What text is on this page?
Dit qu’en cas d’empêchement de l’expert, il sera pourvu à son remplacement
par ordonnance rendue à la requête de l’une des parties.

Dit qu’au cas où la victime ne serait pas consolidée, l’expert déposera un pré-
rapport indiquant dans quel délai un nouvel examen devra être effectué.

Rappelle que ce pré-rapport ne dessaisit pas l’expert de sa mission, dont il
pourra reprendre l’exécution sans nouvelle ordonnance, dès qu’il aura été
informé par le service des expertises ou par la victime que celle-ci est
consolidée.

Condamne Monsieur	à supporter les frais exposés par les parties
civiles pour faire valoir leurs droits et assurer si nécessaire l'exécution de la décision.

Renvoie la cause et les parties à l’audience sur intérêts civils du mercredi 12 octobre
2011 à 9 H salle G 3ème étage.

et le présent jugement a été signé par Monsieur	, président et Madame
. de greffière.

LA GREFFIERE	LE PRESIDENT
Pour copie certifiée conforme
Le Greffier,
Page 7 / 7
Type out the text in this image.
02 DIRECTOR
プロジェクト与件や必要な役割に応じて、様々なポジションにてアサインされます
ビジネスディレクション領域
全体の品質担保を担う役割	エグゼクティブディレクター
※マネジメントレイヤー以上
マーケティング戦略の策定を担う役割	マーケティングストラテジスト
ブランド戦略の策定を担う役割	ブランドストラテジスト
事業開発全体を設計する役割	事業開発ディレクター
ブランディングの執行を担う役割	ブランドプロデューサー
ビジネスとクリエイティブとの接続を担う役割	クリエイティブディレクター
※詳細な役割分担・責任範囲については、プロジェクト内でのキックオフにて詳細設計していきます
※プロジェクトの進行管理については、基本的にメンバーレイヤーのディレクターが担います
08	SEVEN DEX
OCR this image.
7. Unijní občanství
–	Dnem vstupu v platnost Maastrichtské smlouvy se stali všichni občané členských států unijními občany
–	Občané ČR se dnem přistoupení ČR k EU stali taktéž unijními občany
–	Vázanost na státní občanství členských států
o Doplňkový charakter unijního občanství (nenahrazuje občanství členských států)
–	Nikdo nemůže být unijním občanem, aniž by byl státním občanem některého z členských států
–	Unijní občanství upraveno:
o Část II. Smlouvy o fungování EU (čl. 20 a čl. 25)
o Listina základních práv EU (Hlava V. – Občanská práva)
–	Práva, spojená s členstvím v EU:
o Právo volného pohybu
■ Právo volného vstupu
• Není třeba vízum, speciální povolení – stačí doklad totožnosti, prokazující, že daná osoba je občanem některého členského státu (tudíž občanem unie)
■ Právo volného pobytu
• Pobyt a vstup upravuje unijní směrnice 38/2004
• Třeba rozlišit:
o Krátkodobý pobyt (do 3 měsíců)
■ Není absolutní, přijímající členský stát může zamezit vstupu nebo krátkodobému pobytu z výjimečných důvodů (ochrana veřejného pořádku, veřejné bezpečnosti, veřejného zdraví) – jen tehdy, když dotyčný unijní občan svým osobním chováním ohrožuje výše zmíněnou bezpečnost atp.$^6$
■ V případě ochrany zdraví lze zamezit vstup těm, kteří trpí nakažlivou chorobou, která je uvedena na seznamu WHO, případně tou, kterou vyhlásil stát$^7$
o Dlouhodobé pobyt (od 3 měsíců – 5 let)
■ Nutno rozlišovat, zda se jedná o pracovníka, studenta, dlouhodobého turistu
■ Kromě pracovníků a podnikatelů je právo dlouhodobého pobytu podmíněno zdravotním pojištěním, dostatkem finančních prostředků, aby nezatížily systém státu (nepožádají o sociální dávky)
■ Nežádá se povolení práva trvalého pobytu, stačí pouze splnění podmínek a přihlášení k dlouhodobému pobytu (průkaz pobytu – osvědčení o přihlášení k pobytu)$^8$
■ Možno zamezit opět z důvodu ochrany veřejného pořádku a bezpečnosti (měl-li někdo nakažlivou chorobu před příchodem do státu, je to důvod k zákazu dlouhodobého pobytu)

....

_WORK INSTRUCTIONS_: Without changing a word, restate the whole listing.

_EXERCISE ANSWER_:
What text is on this page?
Dit qu’en cas d’empêchement de l’expert, il sera pourvu à son remplacement
par ordonnance rendue à la requête de l’une des parties.

Dit qu’au cas où la victime ne serait pas consolidée, l’expert déposera un pré-
rapport indiquant dans quel délai un nouvel examen devra être effectué.

Rappelle que ce pré-rapport ne dessaisit pas l’expert de sa mission, dont il
pourra reprendre l’exécution sans nouvelle ordonnance, dès qu’il aura été
informé par le service des expertises ou par la victime que celle-ci est
consolidée.

Condamne Monsieur	à supporter les frais exposés par les parties
civiles pour faire valoir leurs droits et assurer si nécessaire l'exécution de la décision.

Renvoie la cause et les parties à l’audience sur intérêts civils du mercredi 12 octobre
2011 à 9 H salle G 3ème étage.

et le présent jugement a été signé par Monsieur	, président et Madame
. de greffière.

LA GREFFIERE	LE PRESIDENT
Pour copie certifiée conforme
Le Greffier,
Page 7 / 7
Type out the text in this image.
02 DIRECTOR
プロジェクト与件や必要な役割に応じて、様々なポジションにてアサインされます
ビジネスディレクション領域
全体の品質担保を担う役割	エグゼクティブディレクター
※マネジメントレイヤー以上
マーケティング戦略の策定を担う役割	マーケティングストラテジスト
ブランド戦略の策定を担う役割	ブランドストラテジスト
事業開発全体を設計する役割	事業開発ディレクター
ブランディングの執行を担う役割	ブランドプロデューサー
ビジネスとクリエイティブとの接続を担う役割	クリエイティブディレクター
※詳細な役割分担・責任範囲については、プロジェクト内でのキックオフにて詳細設計していきます
※プロジェクトの進行管理については、基本的にメンバーレイヤーのディレクターが担います
08	SEVEN DEX
OCR this image.
7. Unijní občanství
–	Dnem vstupu v platnost Maastrichtské smlouvy se stali všichni občané členských států unijními občany
–	Občané ČR se dnem přistoupení ČR k EU stali taktéž unijními občany
–	Vázanost na státní občanství členských států
o Doplňkový charakter unijního občanství (nenahrazuje občanství členských států)
–	Nikdo nemůže být unijním občanem, aniž by byl státním občanem některého z členských států
–	Unijní občanství upraveno:
o Část II. Smlouvy o fungování EU (čl. 20 a čl. 25)
o Listina základních práv EU (Hlava V. – Občanská práva)
–	Práva, spojená s členstvím v EU:
o Právo volného pohybu
■ Právo volného vstupu
• Není třeba vízum, speciální povolení – stačí doklad totožnosti, prokazující, že daná osoba je občanem některého členského státu (tudíž občanem unie)
■ Právo volného pobytu
• Pobyt a vstup upravuje unijní směrnice 38/2004
• Třeba rozlišit:
o Krátkodobý pobyt (do 3 měsíců)
■ Není absolutní, přijímající členský stát může zamezit vstupu nebo krátkodobému pobytu z výjimečných důvodů (ochrana veřejného pořádku, veřejné bezpečnosti, veřejného zdraví) – jen tehdy, když dotyčný unijní občan svým osobním chováním ohrožuje výše zmíněnou bezpečnost atp.$^6$
■ V případě ochrany zdraví lze zamezit vstup těm, kteří trpí nakažlivou chorobou, která je uvedena na seznamu WHO, případně tou, kterou vyhlásil stát$^7$
o Dlouhodobé pobyt (od 3 měsíců – 5 let)
■ Nutno rozlišovat, zda se jedná o pracovníka, studenta, dlouhodobého turistu
■ Kromě pracovníků a podnikatelů je právo dlouhodobého pobytu podmíněno zdravotním pojištěním, dostatkem finančních prostředků, aby nezatížily systém státu (nepožádají o sociální dávky)
■ Nežádá se povolení práva trvalého pobytu, stačí pouze splnění podmínek a přihlášení k dlouhodobému pobytu (průkaz pobytu – osvědčení o přihlášení k pobytu)$^8$
■ Možno zamezit opět z důvodu ochrany veřejného pořádku a bezpečnosti (měl-li někdo nakažlivou chorobu před příchodem do státu, je to důvod k zákazu dlouhodobého pobytu)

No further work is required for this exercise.